Write out the whole listing again, exactly.
**********
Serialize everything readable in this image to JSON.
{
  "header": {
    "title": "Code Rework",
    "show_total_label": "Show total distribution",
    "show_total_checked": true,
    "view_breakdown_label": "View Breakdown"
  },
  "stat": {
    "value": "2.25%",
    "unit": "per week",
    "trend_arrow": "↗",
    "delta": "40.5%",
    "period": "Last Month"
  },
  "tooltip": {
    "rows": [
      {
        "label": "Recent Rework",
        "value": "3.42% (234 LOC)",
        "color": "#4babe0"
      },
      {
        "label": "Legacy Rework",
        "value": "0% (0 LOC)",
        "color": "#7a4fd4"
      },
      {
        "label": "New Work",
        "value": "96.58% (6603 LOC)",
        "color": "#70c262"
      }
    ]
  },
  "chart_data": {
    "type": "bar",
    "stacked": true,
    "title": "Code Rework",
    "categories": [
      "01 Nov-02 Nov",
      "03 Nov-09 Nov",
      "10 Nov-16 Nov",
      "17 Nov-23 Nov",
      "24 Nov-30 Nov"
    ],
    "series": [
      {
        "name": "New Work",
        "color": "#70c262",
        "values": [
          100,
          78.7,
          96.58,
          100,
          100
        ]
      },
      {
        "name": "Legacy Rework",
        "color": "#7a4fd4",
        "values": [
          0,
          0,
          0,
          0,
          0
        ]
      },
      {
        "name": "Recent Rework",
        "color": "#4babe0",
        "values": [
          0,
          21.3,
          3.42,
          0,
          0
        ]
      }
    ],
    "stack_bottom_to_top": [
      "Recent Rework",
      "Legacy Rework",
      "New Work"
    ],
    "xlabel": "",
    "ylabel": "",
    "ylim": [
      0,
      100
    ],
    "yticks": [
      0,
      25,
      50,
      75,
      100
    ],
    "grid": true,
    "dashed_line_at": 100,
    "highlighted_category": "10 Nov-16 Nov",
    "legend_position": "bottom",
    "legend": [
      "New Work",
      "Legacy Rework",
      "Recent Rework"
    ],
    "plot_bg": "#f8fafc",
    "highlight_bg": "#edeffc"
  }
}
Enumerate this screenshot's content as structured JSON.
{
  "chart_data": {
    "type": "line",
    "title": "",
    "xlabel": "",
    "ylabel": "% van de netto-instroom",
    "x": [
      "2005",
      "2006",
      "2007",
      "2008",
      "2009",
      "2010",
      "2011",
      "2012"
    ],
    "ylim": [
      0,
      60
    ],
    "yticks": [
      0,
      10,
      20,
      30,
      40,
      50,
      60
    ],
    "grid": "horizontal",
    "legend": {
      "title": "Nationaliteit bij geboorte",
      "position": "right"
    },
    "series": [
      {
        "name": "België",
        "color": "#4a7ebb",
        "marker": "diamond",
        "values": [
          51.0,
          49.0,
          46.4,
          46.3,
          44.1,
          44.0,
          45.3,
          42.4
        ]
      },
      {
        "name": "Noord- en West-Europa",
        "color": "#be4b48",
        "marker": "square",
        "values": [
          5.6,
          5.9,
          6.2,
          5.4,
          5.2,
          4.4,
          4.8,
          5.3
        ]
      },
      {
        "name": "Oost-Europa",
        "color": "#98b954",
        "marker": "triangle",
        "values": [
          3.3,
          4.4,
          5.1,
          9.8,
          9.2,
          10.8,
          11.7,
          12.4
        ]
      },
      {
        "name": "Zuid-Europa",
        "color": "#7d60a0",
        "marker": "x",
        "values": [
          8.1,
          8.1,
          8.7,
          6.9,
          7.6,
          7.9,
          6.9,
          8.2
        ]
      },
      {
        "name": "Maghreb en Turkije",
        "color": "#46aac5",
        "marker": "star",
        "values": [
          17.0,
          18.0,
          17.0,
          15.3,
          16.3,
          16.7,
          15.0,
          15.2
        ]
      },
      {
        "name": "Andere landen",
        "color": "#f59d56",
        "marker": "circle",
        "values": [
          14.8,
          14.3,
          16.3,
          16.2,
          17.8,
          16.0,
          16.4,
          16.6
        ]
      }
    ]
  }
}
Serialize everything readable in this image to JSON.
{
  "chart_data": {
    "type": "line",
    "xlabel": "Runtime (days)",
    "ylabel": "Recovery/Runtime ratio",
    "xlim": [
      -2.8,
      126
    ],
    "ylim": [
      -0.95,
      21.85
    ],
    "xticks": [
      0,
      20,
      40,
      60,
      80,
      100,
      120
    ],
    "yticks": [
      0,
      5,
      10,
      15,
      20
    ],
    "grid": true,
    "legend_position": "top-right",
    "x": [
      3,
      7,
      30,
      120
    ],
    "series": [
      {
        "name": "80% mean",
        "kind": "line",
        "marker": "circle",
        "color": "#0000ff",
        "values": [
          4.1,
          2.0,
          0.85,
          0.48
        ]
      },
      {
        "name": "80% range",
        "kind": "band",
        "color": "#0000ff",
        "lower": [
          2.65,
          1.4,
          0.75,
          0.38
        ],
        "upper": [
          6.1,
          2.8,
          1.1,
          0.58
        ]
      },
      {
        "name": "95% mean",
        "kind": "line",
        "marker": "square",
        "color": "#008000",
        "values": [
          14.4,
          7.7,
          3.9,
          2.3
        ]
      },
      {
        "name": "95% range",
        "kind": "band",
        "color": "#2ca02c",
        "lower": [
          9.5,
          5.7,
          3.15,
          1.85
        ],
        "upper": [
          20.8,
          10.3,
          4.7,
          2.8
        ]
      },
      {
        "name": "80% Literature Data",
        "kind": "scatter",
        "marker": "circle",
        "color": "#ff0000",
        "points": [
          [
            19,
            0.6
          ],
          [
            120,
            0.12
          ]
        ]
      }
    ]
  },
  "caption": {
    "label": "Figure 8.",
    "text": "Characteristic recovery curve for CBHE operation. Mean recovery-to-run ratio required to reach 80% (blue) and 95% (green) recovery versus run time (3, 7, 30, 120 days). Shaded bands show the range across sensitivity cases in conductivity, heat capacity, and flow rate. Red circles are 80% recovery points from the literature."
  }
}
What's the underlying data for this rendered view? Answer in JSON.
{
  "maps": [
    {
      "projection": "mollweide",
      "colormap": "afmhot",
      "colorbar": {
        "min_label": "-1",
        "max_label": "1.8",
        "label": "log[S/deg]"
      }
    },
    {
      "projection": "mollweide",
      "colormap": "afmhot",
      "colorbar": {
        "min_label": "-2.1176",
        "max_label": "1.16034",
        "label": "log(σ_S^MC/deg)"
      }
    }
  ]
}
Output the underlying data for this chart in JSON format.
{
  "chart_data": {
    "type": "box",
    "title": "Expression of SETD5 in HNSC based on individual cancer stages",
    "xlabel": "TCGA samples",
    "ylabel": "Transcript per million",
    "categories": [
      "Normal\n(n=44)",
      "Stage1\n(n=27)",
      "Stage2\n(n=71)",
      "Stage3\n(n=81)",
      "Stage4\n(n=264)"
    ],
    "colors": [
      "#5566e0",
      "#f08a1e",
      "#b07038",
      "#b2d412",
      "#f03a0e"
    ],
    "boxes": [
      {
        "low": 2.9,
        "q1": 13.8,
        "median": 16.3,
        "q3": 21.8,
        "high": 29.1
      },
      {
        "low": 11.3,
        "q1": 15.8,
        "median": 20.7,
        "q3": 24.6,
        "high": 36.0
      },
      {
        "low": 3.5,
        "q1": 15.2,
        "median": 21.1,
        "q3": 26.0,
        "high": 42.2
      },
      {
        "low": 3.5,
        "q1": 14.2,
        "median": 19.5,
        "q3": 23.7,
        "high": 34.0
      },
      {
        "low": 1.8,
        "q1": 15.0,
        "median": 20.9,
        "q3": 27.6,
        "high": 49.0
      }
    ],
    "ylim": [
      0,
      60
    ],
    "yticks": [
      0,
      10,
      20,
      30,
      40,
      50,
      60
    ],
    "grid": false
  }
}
**********
* [Problem solution]
Serialize everything readable in this image to JSON.
{
  "header": {
    "title": "Code Rework",
    "show_total_label": "Show total distribution",
    "show_total_checked": true,
    "view_breakdown_label": "View Breakdown"
  },
  "stat": {
    "value": "2.25%",
    "unit": "per week",
    "trend_arrow": "↗",
    "delta": "40.5%",
    "period": "Last Month"
  },
  "tooltip": {
    "rows": [
      {
        "label": "Recent Rework",
        "value": "3.42% (234 LOC)",
        "color": "#4babe0"
      },
      {
        "label": "Legacy Rework",
        "value": "0% (0 LOC)",
        "color": "#7a4fd4"
      },
      {
        "label": "New Work",
        "value": "96.58% (6603 LOC)",
        "color": "#70c262"
      }
    ]
  },
  "chart_data": {
    "type": "bar",
    "stacked": true,
    "title": "Code Rework",
    "categories": [
      "01 Nov-02 Nov",
      "03 Nov-09 Nov",
      "10 Nov-16 Nov",
      "17 Nov-23 Nov",
      "24 Nov-30 Nov"
    ],
    "series": [
      {
        "name": "New Work",
        "color": "#70c262",
        "values": [
          100,
          78.7,
          96.58,
          100,
          100
        ]
      },
      {
        "name": "Legacy Rework",
        "color": "#7a4fd4",
        "values": [
          0,
          0,
          0,
          0,
          0
        ]
      },
      {
        "name": "Recent Rework",
        "color": "#4babe0",
        "values": [
          0,
          21.3,
          3.42,
          0,
          0
        ]
      }
    ],
    "stack_bottom_to_top": [
      "Recent Rework",
      "Legacy Rework",
      "New Work"
    ],
    "xlabel": "",
    "ylabel": "",
    "ylim": [
      0,
      100
    ],
    "yticks": [
      0,
      25,
      50,
      75,
      100
    ],
    "grid": true,
    "dashed_line_at": 100,
    "highlighted_category": "10 Nov-16 Nov",
    "legend_position": "bottom",
    "legend": [
      "New Work",
      "Legacy Rework",
      "Recent Rework"
    ],
    "plot_bg": "#f8fafc",
    "highlight_bg": "#edeffc"
  }
}
Enumerate this screenshot's content as structured JSON.
{
  "chart_data": {
    "type": "line",
    "title": "",
    "xlabel": "",
    "ylabel": "% van de netto-instroom",
    "x": [
      "2005",
      "2006",
      "2007",
      "2008",
      "2009",
      "2010",
      "2011",
      "2012"
    ],
    "ylim": [
      0,
      60
    ],
    "yticks": [
      0,
      10,
      20,
      30,
      40,
      50,
      60
    ],
    "grid": "horizontal",
    "legend": {
      "title": "Nationaliteit bij geboorte",
      "position": "right"
    },
    "series": [
      {
        "name": "België",
        "color": "#4a7ebb",
        "marker": "diamond",
        "values": [
          51.0,
          49.0,
          46.4,
          46.3,
          44.1,
          44.0,
          45.3,
          42.4
        ]
      },
      {
        "name": "Noord- en West-Europa",
        "color": "#be4b48",
        "marker": "square",
        "values": [
          5.6,
          5.9,
          6.2,
          5.4,
          5.2,
          4.4,
          4.8,
          5.3
        ]
      },
      {
        "name": "Oost-Europa",
        "color": "#98b954",
        "marker": "triangle",
        "values": [
          3.3,
          4.4,
          5.1,
          9.8,
          9.2,
          10.8,
          11.7,
          12.4
        ]
      },
      {
        "name": "Zuid-Europa",
        "color": "#7d60a0",
        "marker": "x",
        "values": [
          8.1,
          8.1,
          8.7,
          6.9,
          7.6,
          7.9,
          6.9,
          8.2
        ]
      },
      {
        "name": "Maghreb en Turkije",
        "color": "#46aac5",
        "marker": "star",
        "values": [
          17.0,
          18.0,
          17.0,
          15.3,
          16.3,
          16.7,
          15.0,
          15.2
        ]
      },
      {
        "name": "Andere landen",
        "color": "#f59d56",
        "marker": "circle",
        "values": [
          14.8,
          14.3,
          16.3,
          16.2,
          17.8,
          16.0,
          16.4,
          16.6
        ]
      }
    ]
  }
}
Serialize everything readable in this image to JSON.
{
  "chart_data": {
    "type": "line",
    "xlabel": "Runtime (days)",
    "ylabel": "Recovery/Runtime ratio",
    "xlim": [
      -2.8,
      126
    ],
    "ylim": [
      -0.95,
      21.85
    ],
    "xticks": [
      0,
      20,
      40,
      60,
      80,
      100,
      120
    ],
    "yticks": [
      0,
      5,
      10,
      15,
      20
    ],
    "grid": true,
    "legend_position": "top-right",
    "x": [
      3,
      7,
      30,
      120
    ],
    "series": [
      {
        "name": "80% mean",
        "kind": "line",
        "marker": "circle",
        "color": "#0000ff",
        "values": [
          4.1,
          2.0,
          0.85,
          0.48
        ]
      },
      {
        "name": "80% range",
        "kind": "band",
        "color": "#0000ff",
        "lower": [
          2.65,
          1.4,
          0.75,
          0.38
        ],
        "upper": [
          6.1,
          2.8,
          1.1,
          0.58
        ]
      },
      {
        "name": "95% mean",
        "kind": "line",
        "marker": "square",
        "color": "#008000",
        "values": [
          14.4,
          7.7,
          3.9,
          2.3
        ]
      },
      {
        "name": "95% range",
        "kind": "band",
        "color": "#2ca02c",
        "lower": [
          9.5,
          5.7,
          3.15,
          1.85
        ],
        "upper": [
          20.8,
          10.3,
          4.7,
          2.8
        ]
      },
      {
        "name": "80% Literature Data",
        "kind": "scatter",
        "marker": "circle",
        "color": "#ff0000",
        "points": [
          [
            19,
            0.6
          ],
          [
            120,
            0.12
          ]
        ]
      }
    ]
  },
  "caption": {
    "label": "Figure 8.",
    "text": "Characteristic recovery curve for CBHE operation. Mean recovery-to-run ratio required to reach 80% (blue) and 95% (green) recovery versus run time (3, 7, 30, 120 days). Shaded bands show the range across sensitivity cases in conductivity, heat capacity, and flow rate. Red circles are 80% recovery points from the literature."
  }
}
What's the underlying data for this rendered view? Answer in JSON.
{
  "maps": [
    {
      "projection": "mollweide",
      "colormap": "afmhot",
      "colorbar": {
        "min_label": "-1",
        "max_label": "1.8",
        "label": "log[S/deg]"
      }
    },
    {
      "projection": "mollweide",
      "colormap": "afmhot",
      "colorbar": {
        "min_label": "-2.1176",
        "max_label": "1.16034",
        "label": "log(σ_S^MC/deg)"
      }
    }
  ]
}
Output the underlying data for this chart in JSON format.
{
  "chart_data": {
    "type": "box",
    "title": "Expression of SETD5 in HNSC based on individual cancer stages",
    "xlabel": "TCGA samples",
    "ylabel": "Transcript per million",
    "categories": [
      "Normal\n(n=44)",
      "Stage1\n(n=27)",
      "Stage2\n(n=71)",
      "Stage3\n(n=81)",
      "Stage4\n(n=264)"
    ],
    "colors": [
      "#5566e0",
      "#f08a1e",
      "#b07038",
      "#b2d412",
      "#f03a0e"
    ],
    "boxes": [
      {
        "low": 2.9,
        "q1": 13.8,
        "median": 16.3,
        "q3": 21.8,
        "high": 29.1
      },
      {
        "low": 11.3,
        "q1": 15.8,
        "median": 20.7,
        "q3": 24.6,
        "high": 36.0
      },
      {
        "low": 3.5,
        "q1": 15.2,
        "median": 21.1,
        "q3": 26.0,
        "high": 42.2
      },
      {
        "low": 3.5,
        "q1": 14.2,
        "median": 19.5,
        "q3": 23.7,
        "high": 34.0
      },
      {
        "low": 1.8,
        "q1": 15.0,
        "median": 20.9,
        "q3": 27.6,
        "high": 49.0
      }
    ],
    "ylim": [
      0,
      60
    ],
    "yticks": [
      0,
      10,
      20,
      30,
      40,
      50,
      60
    ],
    "grid": false
  }
}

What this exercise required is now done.